TASK TO CARRY OUT: Retype the records below exactly as they appear.

— BEGIN —

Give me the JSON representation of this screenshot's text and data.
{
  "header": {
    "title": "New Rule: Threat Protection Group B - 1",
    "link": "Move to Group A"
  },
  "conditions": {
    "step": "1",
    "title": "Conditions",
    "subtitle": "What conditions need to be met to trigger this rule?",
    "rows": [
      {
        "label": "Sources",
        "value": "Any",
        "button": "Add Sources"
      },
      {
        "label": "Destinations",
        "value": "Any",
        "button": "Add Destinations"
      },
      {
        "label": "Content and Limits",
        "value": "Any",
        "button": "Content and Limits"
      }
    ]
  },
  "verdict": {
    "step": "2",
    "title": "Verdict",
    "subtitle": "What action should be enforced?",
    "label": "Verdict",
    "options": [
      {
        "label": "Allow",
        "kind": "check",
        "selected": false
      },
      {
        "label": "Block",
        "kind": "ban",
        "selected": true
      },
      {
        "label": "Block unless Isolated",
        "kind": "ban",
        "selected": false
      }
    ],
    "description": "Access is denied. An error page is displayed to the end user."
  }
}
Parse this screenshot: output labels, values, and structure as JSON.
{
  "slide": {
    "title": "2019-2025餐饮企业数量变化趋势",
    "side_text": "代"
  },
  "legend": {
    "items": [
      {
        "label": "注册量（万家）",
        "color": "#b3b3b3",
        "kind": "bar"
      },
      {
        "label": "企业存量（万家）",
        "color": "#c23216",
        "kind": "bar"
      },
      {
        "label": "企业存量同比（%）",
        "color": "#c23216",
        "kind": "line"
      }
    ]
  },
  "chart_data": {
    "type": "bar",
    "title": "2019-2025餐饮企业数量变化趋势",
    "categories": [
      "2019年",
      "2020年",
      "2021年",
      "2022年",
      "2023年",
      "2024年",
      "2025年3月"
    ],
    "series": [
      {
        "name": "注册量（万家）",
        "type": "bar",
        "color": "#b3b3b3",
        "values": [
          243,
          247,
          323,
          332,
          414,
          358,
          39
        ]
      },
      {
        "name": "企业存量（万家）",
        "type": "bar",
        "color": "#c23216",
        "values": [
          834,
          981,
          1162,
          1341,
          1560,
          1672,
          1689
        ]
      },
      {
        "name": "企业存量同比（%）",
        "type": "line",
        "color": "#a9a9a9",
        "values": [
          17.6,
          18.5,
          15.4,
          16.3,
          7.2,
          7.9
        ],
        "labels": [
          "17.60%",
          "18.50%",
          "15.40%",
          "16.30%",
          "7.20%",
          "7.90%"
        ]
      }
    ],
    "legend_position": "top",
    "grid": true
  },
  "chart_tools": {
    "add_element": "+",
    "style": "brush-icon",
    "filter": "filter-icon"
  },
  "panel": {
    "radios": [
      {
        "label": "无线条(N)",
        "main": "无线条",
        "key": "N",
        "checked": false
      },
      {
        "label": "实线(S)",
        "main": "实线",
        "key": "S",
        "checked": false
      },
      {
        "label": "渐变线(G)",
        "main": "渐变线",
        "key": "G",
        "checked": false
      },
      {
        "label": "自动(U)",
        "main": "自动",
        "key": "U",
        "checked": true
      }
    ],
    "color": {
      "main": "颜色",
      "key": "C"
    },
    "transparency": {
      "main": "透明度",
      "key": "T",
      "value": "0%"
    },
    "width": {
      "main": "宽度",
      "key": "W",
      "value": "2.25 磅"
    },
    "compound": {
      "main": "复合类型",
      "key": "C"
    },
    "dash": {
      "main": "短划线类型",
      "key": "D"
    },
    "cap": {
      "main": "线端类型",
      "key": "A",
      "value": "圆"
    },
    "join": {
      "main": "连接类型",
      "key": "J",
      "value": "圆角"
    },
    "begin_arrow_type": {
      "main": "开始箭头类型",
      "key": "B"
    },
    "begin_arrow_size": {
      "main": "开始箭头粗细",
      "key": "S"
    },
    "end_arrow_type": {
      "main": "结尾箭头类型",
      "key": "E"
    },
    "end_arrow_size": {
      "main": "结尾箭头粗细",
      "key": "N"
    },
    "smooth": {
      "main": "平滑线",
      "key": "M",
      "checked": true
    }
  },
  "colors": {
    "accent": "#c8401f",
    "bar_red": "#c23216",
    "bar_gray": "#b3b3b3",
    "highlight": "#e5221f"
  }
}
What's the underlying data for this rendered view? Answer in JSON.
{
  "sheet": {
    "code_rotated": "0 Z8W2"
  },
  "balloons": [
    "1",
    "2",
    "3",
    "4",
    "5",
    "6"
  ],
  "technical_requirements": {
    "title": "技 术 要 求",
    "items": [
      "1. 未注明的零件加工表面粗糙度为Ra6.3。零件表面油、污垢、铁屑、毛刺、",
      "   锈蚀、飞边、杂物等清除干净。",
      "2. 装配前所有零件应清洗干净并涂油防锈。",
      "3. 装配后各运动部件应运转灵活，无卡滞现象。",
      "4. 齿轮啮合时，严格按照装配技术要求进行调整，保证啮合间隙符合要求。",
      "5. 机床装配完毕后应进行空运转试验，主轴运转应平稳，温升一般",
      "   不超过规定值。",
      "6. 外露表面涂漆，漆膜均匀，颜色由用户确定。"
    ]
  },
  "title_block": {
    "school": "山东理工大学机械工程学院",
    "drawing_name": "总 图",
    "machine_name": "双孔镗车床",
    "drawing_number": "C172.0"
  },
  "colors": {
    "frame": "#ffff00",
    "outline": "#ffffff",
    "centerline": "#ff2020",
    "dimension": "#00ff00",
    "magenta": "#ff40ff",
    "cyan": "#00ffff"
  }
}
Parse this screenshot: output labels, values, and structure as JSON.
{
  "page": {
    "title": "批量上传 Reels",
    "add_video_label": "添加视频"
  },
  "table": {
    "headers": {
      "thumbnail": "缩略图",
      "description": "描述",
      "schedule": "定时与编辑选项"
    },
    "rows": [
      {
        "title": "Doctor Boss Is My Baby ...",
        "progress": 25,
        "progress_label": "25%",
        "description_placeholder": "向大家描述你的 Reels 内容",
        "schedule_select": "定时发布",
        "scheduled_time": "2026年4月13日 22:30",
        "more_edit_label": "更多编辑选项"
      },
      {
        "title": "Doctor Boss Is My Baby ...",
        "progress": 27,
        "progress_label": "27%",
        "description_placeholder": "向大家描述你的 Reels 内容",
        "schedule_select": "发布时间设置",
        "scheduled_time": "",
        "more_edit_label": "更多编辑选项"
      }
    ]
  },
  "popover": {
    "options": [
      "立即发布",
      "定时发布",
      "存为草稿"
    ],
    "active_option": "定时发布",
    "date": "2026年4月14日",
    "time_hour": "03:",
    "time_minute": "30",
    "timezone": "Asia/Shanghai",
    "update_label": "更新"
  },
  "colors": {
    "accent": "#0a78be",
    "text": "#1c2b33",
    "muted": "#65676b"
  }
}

— END —

ANSWER TO THIS EXERCISE:
Give me the JSON representation of this screenshot's text and data.
{
  "header": {
    "title": "New Rule: Threat Protection Group B - 1",
    "link": "Move to Group A"
  },
  "conditions": {
    "step": "1",
    "title": "Conditions",
    "subtitle": "What conditions need to be met to trigger this rule?",
    "rows": [
      {
        "label": "Sources",
        "value": "Any",
        "button": "Add Sources"
      },
      {
        "label": "Destinations",
        "value": "Any",
        "button": "Add Destinations"
      },
      {
        "label": "Content and Limits",
        "value": "Any",
        "button": "Content and Limits"
      }
    ]
  },
  "verdict": {
    "step": "2",
    "title": "Verdict",
    "subtitle": "What action should be enforced?",
    "label": "Verdict",
    "options": [
      {
        "label": "Allow",
        "kind": "check",
        "selected": false
      },
      {
        "label": "Block",
        "kind": "ban",
        "selected": true
      },
      {
        "label": "Block unless Isolated",
        "kind": "ban",
        "selected": false
      }
    ],
    "description": "Access is denied. An error page is displayed to the end user."
  }
}
Parse this screenshot: output labels, values, and structure as JSON.
{
  "slide": {
    "title": "2019-2025餐饮企业数量变化趋势",
    "side_text": "代"
  },
  "legend": {
    "items": [
      {
        "label": "注册量（万家）",
        "color": "#b3b3b3",
        "kind": "bar"
      },
      {
        "label": "企业存量（万家）",
        "color": "#c23216",
        "kind": "bar"
      },
      {
        "label": "企业存量同比（%）",
        "color": "#c23216",
        "kind": "line"
      }
    ]
  },
  "chart_data": {
    "type": "bar",
    "title": "2019-2025餐饮企业数量变化趋势",
    "categories": [
      "2019年",
      "2020年",
      "2021年",
      "2022年",
      "2023年",
      "2024年",
      "2025年3月"
    ],
    "series": [
      {
        "name": "注册量（万家）",
        "type": "bar",
        "color": "#b3b3b3",
        "values": [
          243,
          247,
          323,
          332,
          414,
          358,
          39
        ]
      },
      {
        "name": "企业存量（万家）",
        "type": "bar",
        "color": "#c23216",
        "values": [
          834,
          981,
          1162,
          1341,
          1560,
          1672,
          1689
        ]
      },
      {
        "name": "企业存量同比（%）",
        "type": "line",
        "color": "#a9a9a9",
        "values": [
          17.6,
          18.5,
          15.4,
          16.3,
          7.2,
          7.9
        ],
        "labels": [
          "17.60%",
          "18.50%",
          "15.40%",
          "16.30%",
          "7.20%",
          "7.90%"
        ]
      }
    ],
    "legend_position": "top",
    "grid": true
  },
  "chart_tools": {
    "add_element": "+",
    "style": "brush-icon",
    "filter": "filter-icon"
  },
  "panel": {
    "radios": [
      {
        "label": "无线条(N)",
        "main": "无线条",
        "key": "N",
        "checked": false
      },
      {
        "label": "实线(S)",
        "main": "实线",
        "key": "S",
        "checked": false
      },
      {
        "label": "渐变线(G)",
        "main": "渐变线",
        "key": "G",
        "checked": false
      },
      {
        "label": "自动(U)",
        "main": "自动",
        "key": "U",
        "checked": true
      }
    ],
    "color": {
      "main": "颜色",
      "key": "C"
    },
    "transparency": {
      "main": "透明度",
      "key": "T",
      "value": "0%"
    },
    "width": {
      "main": "宽度",
      "key": "W",
      "value": "2.25 磅"
    },
    "compound": {
      "main": "复合类型",
      "key": "C"
    },
    "dash": {
      "main": "短划线类型",
      "key": "D"
    },
    "cap": {
      "main": "线端类型",
      "key": "A",
      "value": "圆"
    },
    "join": {
      "main": "连接类型",
      "key": "J",
      "value": "圆角"
    },
    "begin_arrow_type": {
      "main": "开始箭头类型",
      "key": "B"
    },
    "begin_arrow_size": {
      "main": "开始箭头粗细",
      "key": "S"
    },
    "end_arrow_type": {
      "main": "结尾箭头类型",
      "key": "E"
    },
    "end_arrow_size": {
      "main": "结尾箭头粗细",
      "key": "N"
    },
    "smooth": {
      "main": "平滑线",
      "key": "M",
      "checked": true
    }
  },
  "colors": {
    "accent": "#c8401f",
    "bar_red": "#c23216",
    "bar_gray": "#b3b3b3",
    "highlight": "#e5221f"
  }
}
What's the underlying data for this rendered view? Answer in JSON.
{
  "sheet": {
    "code_rotated": "0 Z8W2"
  },
  "balloons": [
    "1",
    "2",
    "3",
    "4",
    "5",
    "6"
  ],
  "technical_requirements": {
    "title": "技 术 要 求",
    "items": [
      "1. 未注明的零件加工表面粗糙度为Ra6.3。零件表面油、污垢、铁屑、毛刺、",
      "   锈蚀、飞边、杂物等清除干净。",
      "2. 装配前所有零件应清洗干净并涂油防锈。",
      "3. 装配后各运动部件应运转灵活，无卡滞现象。",
      "4. 齿轮啮合时，严格按照装配技术要求进行调整，保证啮合间隙符合要求。",
      "5. 机床装配完毕后应进行空运转试验，主轴运转应平稳，温升一般",
      "   不超过规定值。",
      "6. 外露表面涂漆，漆膜均匀，颜色由用户确定。"
    ]
  },
  "title_block": {
    "school": "山东理工大学机械工程学院",
    "drawing_name": "总 图",
    "machine_name": "双孔镗车床",
    "drawing_number": "C172.0"
  },
  "colors": {
    "frame": "#ffff00",
    "outline": "#ffffff",
    "centerline": "#ff2020",
    "dimension": "#00ff00",
    "magenta": "#ff40ff",
    "cyan": "#00ffff"
  }
}
Parse this screenshot: output labels, values, and structure as JSON.
{
  "page": {
    "title": "批量上传 Reels",
    "add_video_label": "添加视频"
  },
  "table": {
    "headers": {
      "thumbnail": "缩略图",
      "description": "描述",
      "schedule": "定时与编辑选项"
    },
    "rows": [
      {
        "title": "Doctor Boss Is My Baby ...",
        "progress": 25,
        "progress_label": "25%",
        "description_placeholder": "向大家描述你的 Reels 内容",
        "schedule_select": "定时发布",
        "scheduled_time": "2026年4月13日 22:30",
        "more_edit_label": "更多编辑选项"
      },
      {
        "title": "Doctor Boss Is My Baby ...",
        "progress": 27,
        "progress_label": "27%",
        "description_placeholder": "向大家描述你的 Reels 内容",
        "schedule_select": "发布时间设置",
        "scheduled_time": "",
        "more_edit_label": "更多编辑选项"
      }
    ]
  },
  "popover": {
    "options": [
      "立即发布",
      "定时发布",
      "存为草稿"
    ],
    "active_option": "定时发布",
    "date": "2026年4月14日",
    "time_hour": "03:",
    "time_minute": "30",
    "timezone": "Asia/Shanghai",
    "update_label": "更新"
  },
  "colors": {
    "accent": "#0a78be",
    "text": "#1c2b33",
    "muted": "#65676b"
  }
}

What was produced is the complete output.